課題.
プロトンポンプ阻害剤の長期使用を論じた文章を、示されている最後の文の後から書き継いでください。

文書の一節.
▼
SSブログ

続・胃薬を飲み続けると大腸癌になり易いのか? [医療のトピック]

こんにちは。
六号通り診療所の石原です。

今日は胃カメラの日なので、
カルテの整理をして、
それから今PCに向かっています。

それでは今日の話題です。

今日は昨日に続いて、
「プロトンポンプ阻害剤」の話です。

「プロトンポンプ阻害剤」は、
胃酸を強力に抑える薬です。
これを飲み続けることにより、
本来強い酸性である筈の胃の中が、
中性に近い状態になってしまいます。

通常胃潰瘍では8週間でその使用は中止されますが、
「逆流性食道炎」と言って、
酸が食道に逆流し易い状態では、
食道の粘膜が炎症を起こすリスクが常に存在するので、
このプロトンポンプ阻害剤を、
長期間使用し続けることも稀ではありません。

これは適切な治療ではありますが、
胃の中を人工的に中性に近い状態にし続けることで、
何か問題はないのでしょうか?

まず第一に考えられるのは、
細菌の繁殖です。
ある実験によると、
プロトンポンプ阻害剤を使用すると、
胃の中の細菌の数が200倍に増えた、
というデータが発表されています。
これはまあ、至極当然のことです。
強い酸が細菌の繁殖を抑えているのですから、
それがなくなれば、
細菌の増えるのは当然です。
▲
提供データ.
▼
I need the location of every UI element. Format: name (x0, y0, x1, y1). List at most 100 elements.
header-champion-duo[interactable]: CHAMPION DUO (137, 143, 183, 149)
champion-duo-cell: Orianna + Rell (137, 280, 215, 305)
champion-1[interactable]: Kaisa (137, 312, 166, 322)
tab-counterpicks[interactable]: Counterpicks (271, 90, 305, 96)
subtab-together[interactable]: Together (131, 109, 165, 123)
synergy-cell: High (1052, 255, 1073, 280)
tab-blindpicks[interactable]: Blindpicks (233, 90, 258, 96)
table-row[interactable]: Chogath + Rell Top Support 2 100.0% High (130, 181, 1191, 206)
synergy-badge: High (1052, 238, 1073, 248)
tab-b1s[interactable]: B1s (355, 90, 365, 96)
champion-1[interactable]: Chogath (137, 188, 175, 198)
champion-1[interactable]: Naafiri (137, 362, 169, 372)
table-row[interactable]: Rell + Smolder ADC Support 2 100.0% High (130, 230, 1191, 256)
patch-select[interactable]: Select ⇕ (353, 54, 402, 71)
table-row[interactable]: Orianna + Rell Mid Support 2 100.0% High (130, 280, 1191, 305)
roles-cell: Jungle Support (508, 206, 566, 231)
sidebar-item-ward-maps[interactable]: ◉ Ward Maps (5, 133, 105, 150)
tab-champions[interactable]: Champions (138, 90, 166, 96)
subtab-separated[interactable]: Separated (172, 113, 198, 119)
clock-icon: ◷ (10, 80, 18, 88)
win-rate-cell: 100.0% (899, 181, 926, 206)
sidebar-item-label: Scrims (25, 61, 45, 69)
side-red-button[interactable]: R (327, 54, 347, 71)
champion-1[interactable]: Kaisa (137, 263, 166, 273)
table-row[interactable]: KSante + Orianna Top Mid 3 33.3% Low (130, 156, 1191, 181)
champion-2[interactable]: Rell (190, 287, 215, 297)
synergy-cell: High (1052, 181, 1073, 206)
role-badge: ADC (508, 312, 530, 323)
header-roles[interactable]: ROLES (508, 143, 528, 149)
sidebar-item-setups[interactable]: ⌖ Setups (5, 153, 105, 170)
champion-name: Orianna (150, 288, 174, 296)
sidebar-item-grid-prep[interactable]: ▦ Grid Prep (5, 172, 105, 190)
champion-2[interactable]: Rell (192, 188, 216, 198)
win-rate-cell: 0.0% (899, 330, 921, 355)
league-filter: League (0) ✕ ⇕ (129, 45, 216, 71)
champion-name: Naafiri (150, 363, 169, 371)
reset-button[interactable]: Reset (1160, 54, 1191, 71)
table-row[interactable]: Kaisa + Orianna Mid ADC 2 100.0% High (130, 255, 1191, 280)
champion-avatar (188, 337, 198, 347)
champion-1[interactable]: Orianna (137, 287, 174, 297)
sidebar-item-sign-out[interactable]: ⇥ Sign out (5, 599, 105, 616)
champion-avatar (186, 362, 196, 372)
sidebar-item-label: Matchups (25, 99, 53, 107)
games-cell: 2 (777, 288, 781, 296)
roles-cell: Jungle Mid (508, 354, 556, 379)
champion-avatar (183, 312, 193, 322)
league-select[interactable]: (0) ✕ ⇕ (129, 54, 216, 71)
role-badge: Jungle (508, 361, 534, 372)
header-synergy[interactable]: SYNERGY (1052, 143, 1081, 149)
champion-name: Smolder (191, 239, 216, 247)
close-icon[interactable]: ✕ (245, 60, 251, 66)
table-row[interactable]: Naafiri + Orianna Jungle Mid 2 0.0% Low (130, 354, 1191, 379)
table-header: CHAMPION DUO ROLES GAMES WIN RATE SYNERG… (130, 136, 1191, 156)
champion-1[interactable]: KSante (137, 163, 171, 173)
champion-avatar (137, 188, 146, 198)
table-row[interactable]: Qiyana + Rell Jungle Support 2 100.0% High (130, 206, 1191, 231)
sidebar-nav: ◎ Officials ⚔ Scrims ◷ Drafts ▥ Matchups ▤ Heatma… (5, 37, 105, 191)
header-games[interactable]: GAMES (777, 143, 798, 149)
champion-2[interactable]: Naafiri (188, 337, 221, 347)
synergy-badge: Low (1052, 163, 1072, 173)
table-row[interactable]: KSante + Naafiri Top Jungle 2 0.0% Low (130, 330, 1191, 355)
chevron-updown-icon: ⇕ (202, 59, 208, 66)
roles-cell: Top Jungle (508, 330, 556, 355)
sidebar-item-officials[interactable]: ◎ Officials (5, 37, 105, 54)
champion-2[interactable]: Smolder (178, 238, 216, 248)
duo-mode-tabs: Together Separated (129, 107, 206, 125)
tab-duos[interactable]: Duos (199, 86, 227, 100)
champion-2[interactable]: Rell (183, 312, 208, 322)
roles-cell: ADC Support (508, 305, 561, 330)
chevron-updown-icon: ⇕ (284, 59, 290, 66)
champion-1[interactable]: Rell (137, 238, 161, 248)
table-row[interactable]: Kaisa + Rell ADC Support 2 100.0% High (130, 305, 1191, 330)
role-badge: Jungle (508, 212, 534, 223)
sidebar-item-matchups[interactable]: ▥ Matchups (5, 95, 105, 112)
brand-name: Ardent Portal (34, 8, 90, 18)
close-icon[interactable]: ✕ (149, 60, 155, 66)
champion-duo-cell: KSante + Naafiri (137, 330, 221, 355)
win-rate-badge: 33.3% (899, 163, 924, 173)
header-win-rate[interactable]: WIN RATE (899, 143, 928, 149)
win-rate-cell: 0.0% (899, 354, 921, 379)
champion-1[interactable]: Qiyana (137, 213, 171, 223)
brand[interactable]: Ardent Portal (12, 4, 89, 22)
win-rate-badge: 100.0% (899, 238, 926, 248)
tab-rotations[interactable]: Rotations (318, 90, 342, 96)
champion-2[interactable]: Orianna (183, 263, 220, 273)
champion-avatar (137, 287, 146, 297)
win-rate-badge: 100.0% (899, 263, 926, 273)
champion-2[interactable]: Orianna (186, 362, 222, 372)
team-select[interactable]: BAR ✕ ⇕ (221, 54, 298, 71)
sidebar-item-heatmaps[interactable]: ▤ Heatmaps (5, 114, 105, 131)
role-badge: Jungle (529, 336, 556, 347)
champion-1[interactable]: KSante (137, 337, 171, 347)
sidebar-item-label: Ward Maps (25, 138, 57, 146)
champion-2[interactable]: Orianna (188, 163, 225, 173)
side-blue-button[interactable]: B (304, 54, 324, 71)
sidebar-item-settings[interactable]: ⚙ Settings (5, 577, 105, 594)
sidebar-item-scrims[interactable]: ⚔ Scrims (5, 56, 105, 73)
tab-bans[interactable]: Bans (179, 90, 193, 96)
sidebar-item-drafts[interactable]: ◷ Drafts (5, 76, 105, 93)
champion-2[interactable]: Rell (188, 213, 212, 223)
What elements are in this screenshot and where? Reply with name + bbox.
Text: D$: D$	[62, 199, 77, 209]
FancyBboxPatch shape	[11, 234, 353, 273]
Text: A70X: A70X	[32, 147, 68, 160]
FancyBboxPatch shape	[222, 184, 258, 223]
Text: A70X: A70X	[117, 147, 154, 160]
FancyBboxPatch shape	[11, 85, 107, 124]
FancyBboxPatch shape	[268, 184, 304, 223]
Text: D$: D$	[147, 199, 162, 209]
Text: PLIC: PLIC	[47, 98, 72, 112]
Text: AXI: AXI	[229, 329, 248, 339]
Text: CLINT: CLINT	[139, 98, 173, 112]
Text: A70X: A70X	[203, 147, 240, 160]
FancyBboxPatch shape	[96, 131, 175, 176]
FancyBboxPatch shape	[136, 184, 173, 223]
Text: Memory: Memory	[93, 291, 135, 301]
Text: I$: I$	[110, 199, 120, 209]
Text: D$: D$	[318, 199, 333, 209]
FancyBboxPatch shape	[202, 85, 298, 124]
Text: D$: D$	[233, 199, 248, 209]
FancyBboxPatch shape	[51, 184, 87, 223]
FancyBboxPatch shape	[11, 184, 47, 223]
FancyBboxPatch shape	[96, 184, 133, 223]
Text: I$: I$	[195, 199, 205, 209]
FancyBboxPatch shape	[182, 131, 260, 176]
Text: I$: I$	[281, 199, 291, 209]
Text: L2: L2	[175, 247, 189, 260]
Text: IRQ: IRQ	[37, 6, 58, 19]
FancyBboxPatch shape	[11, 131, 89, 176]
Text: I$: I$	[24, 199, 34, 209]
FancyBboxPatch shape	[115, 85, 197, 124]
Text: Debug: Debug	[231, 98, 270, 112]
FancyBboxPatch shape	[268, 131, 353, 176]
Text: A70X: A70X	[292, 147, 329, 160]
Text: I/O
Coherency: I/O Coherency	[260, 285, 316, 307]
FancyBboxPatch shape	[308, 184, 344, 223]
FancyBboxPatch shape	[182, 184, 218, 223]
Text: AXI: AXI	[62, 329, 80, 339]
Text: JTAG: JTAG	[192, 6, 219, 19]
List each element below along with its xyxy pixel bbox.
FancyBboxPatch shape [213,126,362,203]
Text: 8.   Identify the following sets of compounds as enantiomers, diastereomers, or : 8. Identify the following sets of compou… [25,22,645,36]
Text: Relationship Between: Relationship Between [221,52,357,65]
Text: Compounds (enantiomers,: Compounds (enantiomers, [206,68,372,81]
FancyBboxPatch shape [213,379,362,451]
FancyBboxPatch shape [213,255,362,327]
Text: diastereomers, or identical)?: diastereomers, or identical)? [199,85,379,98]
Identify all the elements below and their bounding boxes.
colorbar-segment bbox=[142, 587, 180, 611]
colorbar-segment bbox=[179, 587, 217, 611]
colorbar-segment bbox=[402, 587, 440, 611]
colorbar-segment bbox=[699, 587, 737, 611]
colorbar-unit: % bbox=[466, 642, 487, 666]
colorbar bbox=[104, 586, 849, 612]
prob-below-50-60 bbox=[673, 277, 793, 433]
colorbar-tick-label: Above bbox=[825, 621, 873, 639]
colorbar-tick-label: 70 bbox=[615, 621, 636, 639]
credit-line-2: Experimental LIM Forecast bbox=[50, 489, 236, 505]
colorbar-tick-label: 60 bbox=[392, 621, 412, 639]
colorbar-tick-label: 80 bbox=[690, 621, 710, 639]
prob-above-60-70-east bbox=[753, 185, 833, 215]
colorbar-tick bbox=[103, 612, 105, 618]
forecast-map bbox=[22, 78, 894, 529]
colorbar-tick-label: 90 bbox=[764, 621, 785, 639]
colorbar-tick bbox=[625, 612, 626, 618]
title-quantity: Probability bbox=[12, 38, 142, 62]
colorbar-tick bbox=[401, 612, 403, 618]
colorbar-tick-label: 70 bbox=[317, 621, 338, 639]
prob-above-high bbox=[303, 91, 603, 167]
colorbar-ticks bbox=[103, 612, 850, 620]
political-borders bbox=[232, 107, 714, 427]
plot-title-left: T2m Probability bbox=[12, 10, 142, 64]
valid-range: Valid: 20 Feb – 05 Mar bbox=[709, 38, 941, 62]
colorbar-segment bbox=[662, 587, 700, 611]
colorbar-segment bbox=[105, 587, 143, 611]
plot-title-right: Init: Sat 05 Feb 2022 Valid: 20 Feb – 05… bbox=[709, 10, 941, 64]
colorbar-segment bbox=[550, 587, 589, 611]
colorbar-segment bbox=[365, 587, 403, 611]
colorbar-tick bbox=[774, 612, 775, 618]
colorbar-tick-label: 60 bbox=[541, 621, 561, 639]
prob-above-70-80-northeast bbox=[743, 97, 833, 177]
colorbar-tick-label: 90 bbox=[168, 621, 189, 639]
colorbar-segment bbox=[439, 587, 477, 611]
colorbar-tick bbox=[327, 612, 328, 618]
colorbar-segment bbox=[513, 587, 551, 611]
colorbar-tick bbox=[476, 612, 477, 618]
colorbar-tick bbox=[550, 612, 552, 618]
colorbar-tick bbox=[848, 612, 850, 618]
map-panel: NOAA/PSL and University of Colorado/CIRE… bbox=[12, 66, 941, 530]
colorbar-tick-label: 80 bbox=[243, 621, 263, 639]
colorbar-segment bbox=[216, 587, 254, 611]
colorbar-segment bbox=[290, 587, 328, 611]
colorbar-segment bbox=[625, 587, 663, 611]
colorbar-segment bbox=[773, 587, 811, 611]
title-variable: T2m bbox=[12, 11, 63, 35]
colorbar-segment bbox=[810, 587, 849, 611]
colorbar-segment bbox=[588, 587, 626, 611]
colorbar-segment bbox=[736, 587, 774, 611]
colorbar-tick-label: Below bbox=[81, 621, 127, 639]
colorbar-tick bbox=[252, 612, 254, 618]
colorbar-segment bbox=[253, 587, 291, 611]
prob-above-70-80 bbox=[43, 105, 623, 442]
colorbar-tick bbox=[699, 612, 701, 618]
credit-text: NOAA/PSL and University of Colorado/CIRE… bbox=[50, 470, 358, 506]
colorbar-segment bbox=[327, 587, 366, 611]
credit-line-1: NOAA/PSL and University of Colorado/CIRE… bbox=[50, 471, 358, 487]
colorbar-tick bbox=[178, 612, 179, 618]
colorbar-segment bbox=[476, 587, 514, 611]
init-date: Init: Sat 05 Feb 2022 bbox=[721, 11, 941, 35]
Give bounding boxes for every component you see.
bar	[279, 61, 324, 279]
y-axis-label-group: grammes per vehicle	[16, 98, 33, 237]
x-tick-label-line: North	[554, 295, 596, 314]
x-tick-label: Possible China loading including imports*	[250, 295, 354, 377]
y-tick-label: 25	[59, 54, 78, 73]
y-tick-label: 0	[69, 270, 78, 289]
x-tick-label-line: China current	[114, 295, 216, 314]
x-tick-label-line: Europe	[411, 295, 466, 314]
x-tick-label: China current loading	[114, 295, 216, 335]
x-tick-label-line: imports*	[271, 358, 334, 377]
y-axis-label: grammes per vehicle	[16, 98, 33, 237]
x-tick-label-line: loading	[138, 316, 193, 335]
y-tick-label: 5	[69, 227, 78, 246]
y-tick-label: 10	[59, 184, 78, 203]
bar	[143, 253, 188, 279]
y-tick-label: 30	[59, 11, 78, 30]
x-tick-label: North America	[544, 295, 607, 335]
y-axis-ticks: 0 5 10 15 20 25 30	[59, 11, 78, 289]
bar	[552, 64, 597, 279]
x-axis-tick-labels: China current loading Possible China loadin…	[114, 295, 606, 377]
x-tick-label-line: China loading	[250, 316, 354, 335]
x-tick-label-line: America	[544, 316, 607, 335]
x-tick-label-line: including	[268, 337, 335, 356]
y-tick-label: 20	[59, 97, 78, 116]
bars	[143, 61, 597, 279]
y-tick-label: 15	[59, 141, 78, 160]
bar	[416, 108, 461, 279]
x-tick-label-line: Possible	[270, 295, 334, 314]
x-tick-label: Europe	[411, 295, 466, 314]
▲
回答文.
発展途上国では、
サルモネラやコレラなどの感染症が、
プロトンポンプ阻害剤で増加した、
という報告があります。

ただ、衛生環境が保たれていれば、
感染症の発生にそれほどの差はない、
というのが現時点で優勢な意見です。

しかし、胃の中の細菌が増えることは、
当然繋がった腸の細菌にも影響を与えます。

要するにプロトンポンプ阻害剤を使い続けることにより、
腸内細菌の分布も変化する訳です。
その点で現在危惧されているのが、
二次胆汁酸の増加、
という現象です。

胆汁酸というのは、
肝臓の作る胆汁の中に含まれていて、
脂肪の分解に関わり、
その多くは一旦胆嚢から小腸に出て、
それから再び小腸の肛門側にある、
回腸の末端から吸収されます。
言ってみれば天然のリサイクルシステムですね。
ただ、大腸に流れた一部の胆汁酸は、
腸内細菌の働きにより、
主に右側の大腸で、
二次胆汁酸に変化します。
そして、この二次胆汁酸には毒性があり、
それが大腸癌の原因の1つと考えられているのです。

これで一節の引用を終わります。